- **Exercise description**: Gather all lines in the entries that include the word "Собранія".

- **Extracted entries**:
╭──

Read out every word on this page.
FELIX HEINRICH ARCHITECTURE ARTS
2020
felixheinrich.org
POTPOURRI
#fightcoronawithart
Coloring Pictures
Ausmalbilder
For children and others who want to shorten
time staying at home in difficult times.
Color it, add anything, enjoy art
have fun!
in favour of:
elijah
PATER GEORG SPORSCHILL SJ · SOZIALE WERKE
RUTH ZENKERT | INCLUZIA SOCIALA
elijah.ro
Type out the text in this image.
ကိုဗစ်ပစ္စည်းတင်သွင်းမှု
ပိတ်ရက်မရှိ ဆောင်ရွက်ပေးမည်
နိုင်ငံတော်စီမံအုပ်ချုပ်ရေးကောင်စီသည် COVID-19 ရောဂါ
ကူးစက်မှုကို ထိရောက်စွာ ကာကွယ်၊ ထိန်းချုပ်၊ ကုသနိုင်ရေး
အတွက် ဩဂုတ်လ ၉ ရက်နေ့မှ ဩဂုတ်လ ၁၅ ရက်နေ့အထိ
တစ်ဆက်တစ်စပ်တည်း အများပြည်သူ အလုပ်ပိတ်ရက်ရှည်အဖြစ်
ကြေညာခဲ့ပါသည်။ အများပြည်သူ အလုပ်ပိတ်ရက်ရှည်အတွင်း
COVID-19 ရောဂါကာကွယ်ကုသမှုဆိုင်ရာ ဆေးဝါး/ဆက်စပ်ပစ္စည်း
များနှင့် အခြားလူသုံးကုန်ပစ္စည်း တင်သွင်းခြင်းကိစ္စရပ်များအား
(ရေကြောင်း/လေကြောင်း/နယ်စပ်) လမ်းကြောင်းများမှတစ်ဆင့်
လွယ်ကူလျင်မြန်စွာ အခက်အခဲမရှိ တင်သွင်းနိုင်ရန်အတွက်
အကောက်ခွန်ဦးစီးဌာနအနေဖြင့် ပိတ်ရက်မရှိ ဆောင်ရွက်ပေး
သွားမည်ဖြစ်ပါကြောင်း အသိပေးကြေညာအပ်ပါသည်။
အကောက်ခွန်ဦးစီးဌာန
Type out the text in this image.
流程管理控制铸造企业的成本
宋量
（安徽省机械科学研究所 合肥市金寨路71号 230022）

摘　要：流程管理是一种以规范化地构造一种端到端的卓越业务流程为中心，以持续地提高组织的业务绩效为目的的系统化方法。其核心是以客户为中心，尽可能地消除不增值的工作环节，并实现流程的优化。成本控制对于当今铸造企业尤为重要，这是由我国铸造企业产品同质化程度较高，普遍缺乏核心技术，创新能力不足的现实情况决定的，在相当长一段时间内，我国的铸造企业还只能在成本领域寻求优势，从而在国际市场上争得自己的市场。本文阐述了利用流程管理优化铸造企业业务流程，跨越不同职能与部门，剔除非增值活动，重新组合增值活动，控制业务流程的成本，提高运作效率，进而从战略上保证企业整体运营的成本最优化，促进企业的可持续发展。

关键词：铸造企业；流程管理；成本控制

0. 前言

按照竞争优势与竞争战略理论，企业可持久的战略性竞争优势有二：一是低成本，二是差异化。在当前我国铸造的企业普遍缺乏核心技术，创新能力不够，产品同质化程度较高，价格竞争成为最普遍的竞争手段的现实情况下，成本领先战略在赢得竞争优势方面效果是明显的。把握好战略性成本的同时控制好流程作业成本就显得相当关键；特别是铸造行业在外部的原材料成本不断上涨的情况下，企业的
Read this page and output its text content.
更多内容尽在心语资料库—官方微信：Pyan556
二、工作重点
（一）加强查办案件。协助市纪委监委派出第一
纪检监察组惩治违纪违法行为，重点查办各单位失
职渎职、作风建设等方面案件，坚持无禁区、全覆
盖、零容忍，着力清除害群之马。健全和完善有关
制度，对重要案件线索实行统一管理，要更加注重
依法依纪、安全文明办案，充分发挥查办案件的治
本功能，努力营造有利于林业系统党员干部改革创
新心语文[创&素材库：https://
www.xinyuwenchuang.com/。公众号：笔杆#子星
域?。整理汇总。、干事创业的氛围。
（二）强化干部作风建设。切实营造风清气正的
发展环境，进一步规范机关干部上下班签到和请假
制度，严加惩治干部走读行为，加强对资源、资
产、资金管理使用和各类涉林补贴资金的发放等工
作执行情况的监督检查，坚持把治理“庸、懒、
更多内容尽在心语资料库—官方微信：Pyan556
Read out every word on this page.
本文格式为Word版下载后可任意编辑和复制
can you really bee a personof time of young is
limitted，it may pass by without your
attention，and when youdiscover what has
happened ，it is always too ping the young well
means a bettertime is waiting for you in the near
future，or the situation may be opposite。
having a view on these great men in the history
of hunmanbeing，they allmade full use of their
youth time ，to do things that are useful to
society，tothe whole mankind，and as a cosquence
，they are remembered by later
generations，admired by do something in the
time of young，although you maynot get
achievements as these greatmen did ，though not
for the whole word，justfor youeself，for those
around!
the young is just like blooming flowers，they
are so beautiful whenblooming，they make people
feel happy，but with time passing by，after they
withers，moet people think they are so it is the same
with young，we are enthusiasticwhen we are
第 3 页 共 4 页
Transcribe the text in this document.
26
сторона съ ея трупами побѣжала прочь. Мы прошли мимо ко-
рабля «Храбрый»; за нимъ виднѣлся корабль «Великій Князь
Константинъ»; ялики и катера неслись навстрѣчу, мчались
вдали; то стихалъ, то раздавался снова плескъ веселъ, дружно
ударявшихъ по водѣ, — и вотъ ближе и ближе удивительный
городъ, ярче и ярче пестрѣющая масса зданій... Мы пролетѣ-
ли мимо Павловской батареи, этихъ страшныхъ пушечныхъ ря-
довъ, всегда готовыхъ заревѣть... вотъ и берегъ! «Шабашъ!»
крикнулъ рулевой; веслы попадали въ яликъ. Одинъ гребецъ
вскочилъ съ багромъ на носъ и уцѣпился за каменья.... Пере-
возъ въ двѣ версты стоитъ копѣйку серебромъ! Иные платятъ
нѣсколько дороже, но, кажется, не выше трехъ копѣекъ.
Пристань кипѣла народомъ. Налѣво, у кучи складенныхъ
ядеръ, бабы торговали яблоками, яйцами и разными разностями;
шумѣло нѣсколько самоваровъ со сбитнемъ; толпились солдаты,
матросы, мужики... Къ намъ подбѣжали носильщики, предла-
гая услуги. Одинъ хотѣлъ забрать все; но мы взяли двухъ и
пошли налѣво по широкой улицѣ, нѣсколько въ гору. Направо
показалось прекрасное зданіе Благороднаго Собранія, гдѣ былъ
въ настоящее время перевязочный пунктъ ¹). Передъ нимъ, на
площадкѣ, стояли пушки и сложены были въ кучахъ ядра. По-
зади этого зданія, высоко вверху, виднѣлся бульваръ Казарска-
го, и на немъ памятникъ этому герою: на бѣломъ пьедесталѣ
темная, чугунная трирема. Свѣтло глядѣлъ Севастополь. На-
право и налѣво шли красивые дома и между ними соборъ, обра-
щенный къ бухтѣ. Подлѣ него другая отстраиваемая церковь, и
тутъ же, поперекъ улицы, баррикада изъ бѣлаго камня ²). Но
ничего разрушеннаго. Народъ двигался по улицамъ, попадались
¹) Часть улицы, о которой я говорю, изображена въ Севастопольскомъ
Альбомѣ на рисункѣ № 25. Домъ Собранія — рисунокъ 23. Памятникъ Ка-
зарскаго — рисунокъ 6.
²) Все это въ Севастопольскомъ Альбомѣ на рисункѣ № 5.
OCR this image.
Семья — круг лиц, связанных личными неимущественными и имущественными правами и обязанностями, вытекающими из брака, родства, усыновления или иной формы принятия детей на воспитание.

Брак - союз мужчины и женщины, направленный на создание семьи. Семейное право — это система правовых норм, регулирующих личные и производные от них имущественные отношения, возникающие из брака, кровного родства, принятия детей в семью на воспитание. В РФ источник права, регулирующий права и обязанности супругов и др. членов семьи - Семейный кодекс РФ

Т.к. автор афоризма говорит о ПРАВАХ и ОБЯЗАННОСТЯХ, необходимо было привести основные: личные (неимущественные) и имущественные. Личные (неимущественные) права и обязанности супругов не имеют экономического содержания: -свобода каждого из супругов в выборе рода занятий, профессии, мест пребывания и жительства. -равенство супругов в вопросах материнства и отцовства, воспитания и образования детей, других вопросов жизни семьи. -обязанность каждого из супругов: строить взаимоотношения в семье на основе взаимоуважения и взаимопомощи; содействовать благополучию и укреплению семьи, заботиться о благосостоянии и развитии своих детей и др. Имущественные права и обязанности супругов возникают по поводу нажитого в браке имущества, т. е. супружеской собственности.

╰──

- **Full answer**:
показалось прекрасное зданіе Благороднаго Собранія, гдѣ былъ
Альбомѣ на рисункѣ № 25. Домъ Собранія — рисунокъ 23. Памятникъ Ка-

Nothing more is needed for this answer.